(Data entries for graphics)
[start]

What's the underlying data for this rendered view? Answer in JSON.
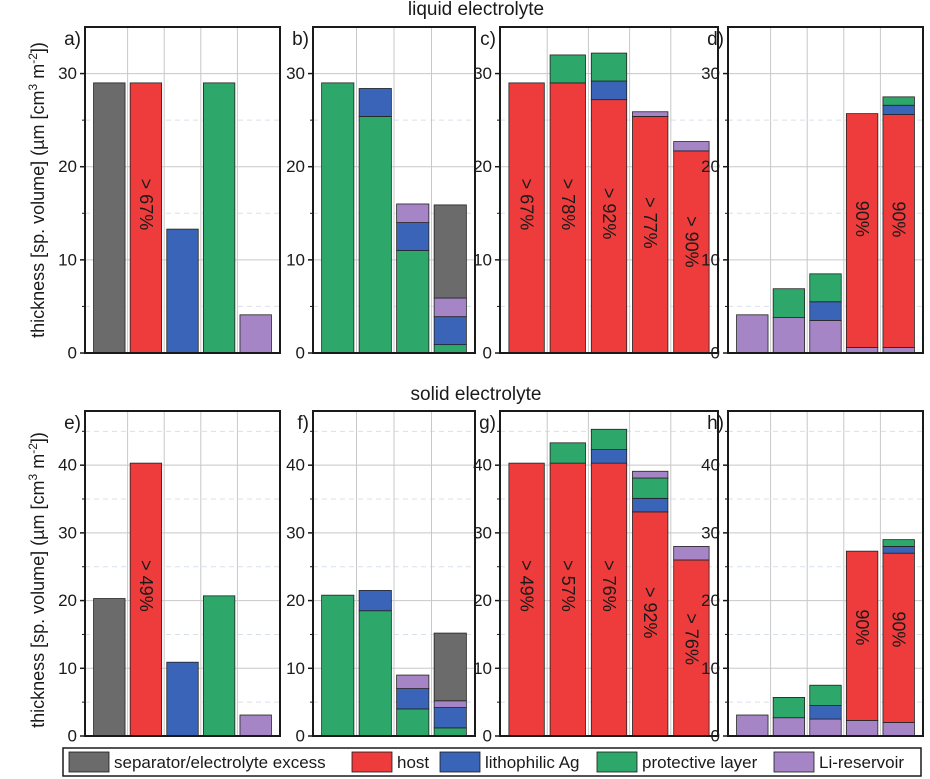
{
  "colors": {
    "separator": "#6b6b6b",
    "host": "#ee3b3b",
    "lithophilic": "#3a64b8",
    "protective": "#2ea86a",
    "reservoir": "#a585c6",
    "grid": "#c8c8c8",
    "subgrid": "#d8e1ea"
  },
  "row_titles": [
    "liquid electrolyte",
    "solid electrolyte"
  ],
  "ylabel_prefix": "thickness [sp. volume] (µm [cm",
  "ylabel_sup1": "3",
  "ylabel_mid": " m",
  "ylabel_sup2": "-2",
  "ylabel_suffix": "])",
  "legend": [
    {
      "key": "separator",
      "label": "separator/electrolyte excess"
    },
    {
      "key": "host",
      "label": "host"
    },
    {
      "key": "lithophilic",
      "label": "lithophilic Ag"
    },
    {
      "key": "protective",
      "label": "protective layer"
    },
    {
      "key": "reservoir",
      "label": "Li-reservoir"
    }
  ],
  "chart_data": [
    {
      "type": "bar",
      "panel": "a)",
      "row": 0,
      "col": 0,
      "ylim": [
        0,
        35
      ],
      "yticks": [
        0,
        10,
        20,
        30
      ],
      "title": "liquid electrolyte",
      "bars": [
        {
          "segments": [
            {
              "layer": "separator",
              "value": 29
            }
          ]
        },
        {
          "segments": [
            {
              "layer": "host",
              "value": 29
            }
          ],
          "label": "> 67%"
        },
        {
          "segments": [
            {
              "layer": "lithophilic",
              "value": 13.3
            }
          ]
        },
        {
          "segments": [
            {
              "layer": "protective",
              "value": 29
            }
          ]
        },
        {
          "segments": [
            {
              "layer": "reservoir",
              "value": 4.1
            }
          ]
        }
      ]
    },
    {
      "type": "bar",
      "panel": "b)",
      "row": 0,
      "col": 1,
      "ylim": [
        0,
        35
      ],
      "yticks": [
        0,
        10,
        20,
        30
      ],
      "bars": [
        {
          "segments": [
            {
              "layer": "protective",
              "value": 29
            }
          ]
        },
        {
          "segments": [
            {
              "layer": "protective",
              "value": 25.4
            },
            {
              "layer": "lithophilic",
              "value": 3
            }
          ]
        },
        {
          "segments": [
            {
              "layer": "protective",
              "value": 11
            },
            {
              "layer": "lithophilic",
              "value": 3
            },
            {
              "layer": "reservoir",
              "value": 2
            }
          ]
        },
        {
          "segments": [
            {
              "layer": "protective",
              "value": 0.9
            },
            {
              "layer": "lithophilic",
              "value": 3
            },
            {
              "layer": "reservoir",
              "value": 2
            },
            {
              "layer": "separator",
              "value": 10
            }
          ]
        }
      ]
    },
    {
      "type": "bar",
      "panel": "c)",
      "row": 0,
      "col": 2,
      "ylim": [
        0,
        35
      ],
      "yticks": [
        0,
        10,
        20,
        30
      ],
      "bars": [
        {
          "segments": [
            {
              "layer": "host",
              "value": 29
            }
          ],
          "label": "> 67%"
        },
        {
          "segments": [
            {
              "layer": "host",
              "value": 29
            },
            {
              "layer": "protective",
              "value": 3
            }
          ],
          "label": "> 78%"
        },
        {
          "segments": [
            {
              "layer": "host",
              "value": 27.2
            },
            {
              "layer": "lithophilic",
              "value": 2
            },
            {
              "layer": "protective",
              "value": 3
            }
          ],
          "label": "> 92%"
        },
        {
          "segments": [
            {
              "layer": "host",
              "value": 25.4
            },
            {
              "layer": "reservoir",
              "value": 0.5
            }
          ],
          "label": "> 77%"
        },
        {
          "segments": [
            {
              "layer": "host",
              "value": 21.7
            },
            {
              "layer": "reservoir",
              "value": 1
            }
          ],
          "label": "> 90%"
        }
      ]
    },
    {
      "type": "bar",
      "panel": "d)",
      "row": 0,
      "col": 3,
      "ylim": [
        0,
        35
      ],
      "yticks": [
        0,
        10,
        20,
        30
      ],
      "bars": [
        {
          "segments": [
            {
              "layer": "reservoir",
              "value": 4.1
            }
          ]
        },
        {
          "segments": [
            {
              "layer": "reservoir",
              "value": 3.8
            },
            {
              "layer": "protective",
              "value": 3.1
            }
          ]
        },
        {
          "segments": [
            {
              "layer": "reservoir",
              "value": 3.5
            },
            {
              "layer": "lithophilic",
              "value": 2
            },
            {
              "layer": "protective",
              "value": 3
            }
          ]
        },
        {
          "segments": [
            {
              "layer": "reservoir",
              "value": 0.6
            },
            {
              "layer": "host",
              "value": 25.1
            }
          ],
          "label": "90%"
        },
        {
          "segments": [
            {
              "layer": "reservoir",
              "value": 0.6
            },
            {
              "layer": "host",
              "value": 25
            },
            {
              "layer": "lithophilic",
              "value": 1
            },
            {
              "layer": "protective",
              "value": 0.9
            }
          ],
          "label": "90%"
        }
      ]
    },
    {
      "type": "bar",
      "panel": "e)",
      "row": 1,
      "col": 0,
      "ylim": [
        0,
        48
      ],
      "yticks": [
        0,
        10,
        20,
        30,
        40
      ],
      "title": "solid electrolyte",
      "bars": [
        {
          "segments": [
            {
              "layer": "separator",
              "value": 20.3
            }
          ]
        },
        {
          "segments": [
            {
              "layer": "host",
              "value": 40.3
            }
          ],
          "label": "> 49%"
        },
        {
          "segments": [
            {
              "layer": "lithophilic",
              "value": 10.9
            }
          ]
        },
        {
          "segments": [
            {
              "layer": "protective",
              "value": 20.7
            }
          ]
        },
        {
          "segments": [
            {
              "layer": "reservoir",
              "value": 3.1
            }
          ]
        }
      ]
    },
    {
      "type": "bar",
      "panel": "f)",
      "row": 1,
      "col": 1,
      "ylim": [
        0,
        48
      ],
      "yticks": [
        0,
        10,
        20,
        30,
        40
      ],
      "bars": [
        {
          "segments": [
            {
              "layer": "protective",
              "value": 20.8
            }
          ]
        },
        {
          "segments": [
            {
              "layer": "protective",
              "value": 18.5
            },
            {
              "layer": "lithophilic",
              "value": 3
            }
          ]
        },
        {
          "segments": [
            {
              "layer": "protective",
              "value": 4
            },
            {
              "layer": "lithophilic",
              "value": 3
            },
            {
              "layer": "reservoir",
              "value": 2
            }
          ]
        },
        {
          "segments": [
            {
              "layer": "protective",
              "value": 1.2
            },
            {
              "layer": "lithophilic",
              "value": 3
            },
            {
              "layer": "reservoir",
              "value": 1
            },
            {
              "layer": "separator",
              "value": 10
            }
          ]
        }
      ]
    },
    {
      "type": "bar",
      "panel": "g)",
      "row": 1,
      "col": 2,
      "ylim": [
        0,
        48
      ],
      "yticks": [
        0,
        10,
        20,
        30,
        40
      ],
      "bars": [
        {
          "segments": [
            {
              "layer": "host",
              "value": 40.3
            }
          ],
          "label": "> 49%"
        },
        {
          "segments": [
            {
              "layer": "host",
              "value": 40.3
            },
            {
              "layer": "protective",
              "value": 3
            }
          ],
          "label": "> 57%"
        },
        {
          "segments": [
            {
              "layer": "host",
              "value": 40.3
            },
            {
              "layer": "lithophilic",
              "value": 2
            },
            {
              "layer": "protective",
              "value": 3
            }
          ],
          "label": "> 76%"
        },
        {
          "segments": [
            {
              "layer": "host",
              "value": 33.1
            },
            {
              "layer": "lithophilic",
              "value": 2
            },
            {
              "layer": "protective",
              "value": 3
            },
            {
              "layer": "reservoir",
              "value": 1
            }
          ],
          "label": "> 92%"
        },
        {
          "segments": [
            {
              "layer": "host",
              "value": 26
            },
            {
              "layer": "reservoir",
              "value": 2
            }
          ],
          "label": "> 76%"
        }
      ]
    },
    {
      "type": "bar",
      "panel": "h)",
      "row": 1,
      "col": 3,
      "ylim": [
        0,
        48
      ],
      "yticks": [
        0,
        10,
        20,
        30,
        40
      ],
      "bars": [
        {
          "segments": [
            {
              "layer": "reservoir",
              "value": 3.1
            }
          ]
        },
        {
          "segments": [
            {
              "layer": "reservoir",
              "value": 2.7
            },
            {
              "layer": "protective",
              "value": 3
            }
          ]
        },
        {
          "segments": [
            {
              "layer": "reservoir",
              "value": 2.5
            },
            {
              "layer": "lithophilic",
              "value": 2
            },
            {
              "layer": "protective",
              "value": 3
            }
          ]
        },
        {
          "segments": [
            {
              "layer": "reservoir",
              "value": 2.3
            },
            {
              "layer": "host",
              "value": 25
            }
          ],
          "label": "90%"
        },
        {
          "segments": [
            {
              "layer": "reservoir",
              "value": 2
            },
            {
              "layer": "host",
              "value": 25
            },
            {
              "layer": "lithophilic",
              "value": 1
            },
            {
              "layer": "protective",
              "value": 1
            }
          ],
          "label": "90%"
        }
      ]
    }
  ]
}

[end]

__Work to complete__
Tally the lines of the listing in which the word "panel" occurs, and state the total alone.

__Task response__
8